━━━ Input
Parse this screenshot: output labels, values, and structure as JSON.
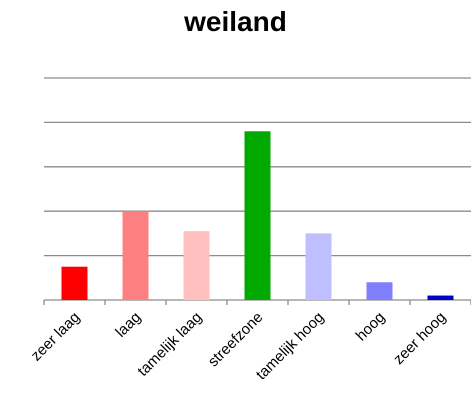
{
  "chart_data": {
    "type": "bar",
    "title": "weiland",
    "xlabel": "",
    "ylabel": "",
    "categories": [
      "zeer laag",
      "laag",
      "tamelijk laag",
      "streefzone",
      "tamelijk hoog",
      "hoog",
      "zeer hoog"
    ],
    "values": [
      0.75,
      2.0,
      1.55,
      3.8,
      1.5,
      0.4,
      0.1
    ],
    "colors": [
      "#ff0000",
      "#ff8080",
      "#ffbfbf",
      "#00aa00",
      "#bfbfff",
      "#8080ff",
      "#0000cc"
    ],
    "ylim": [
      0,
      5
    ],
    "grid": true,
    "gridline_color": "#8c8c8c",
    "legend": "none"
  }
}
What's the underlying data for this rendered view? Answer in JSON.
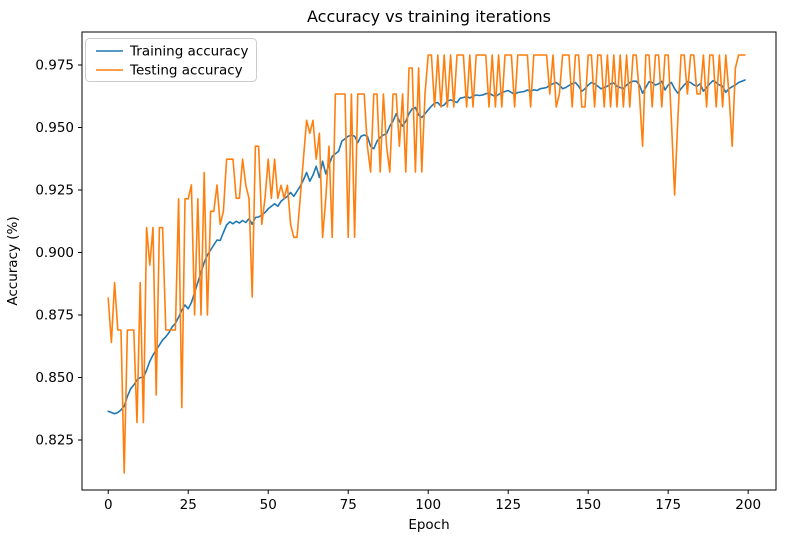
━━━━━━
▶ _Instruction_:
Every line above should be repeated exactly; pictures stay out of the copy.

▶ _Task answer_:
Parse this screenshot: output labels, values, and structure as JSON.
{
  "chart_data": {
    "type": "bar",
    "title": "weiland",
    "xlabel": "",
    "ylabel": "",
    "categories": [
      "zeer laag",
      "laag",
      "tamelijk laag",
      "streefzone",
      "tamelijk hoog",
      "hoog",
      "zeer hoog"
    ],
    "values": [
      0.75,
      2.0,
      1.55,
      3.8,
      1.5,
      0.4,
      0.1
    ],
    "colors": [
      "#ff0000",
      "#ff8080",
      "#ffbfbf",
      "#00aa00",
      "#bfbfff",
      "#8080ff",
      "#0000cc"
    ],
    "ylim": [
      0,
      5
    ],
    "grid": true,
    "gridline_color": "#8c8c8c",
    "legend": "none"
  }
}
What's the underlying data for this rendered view? Answer in JSON.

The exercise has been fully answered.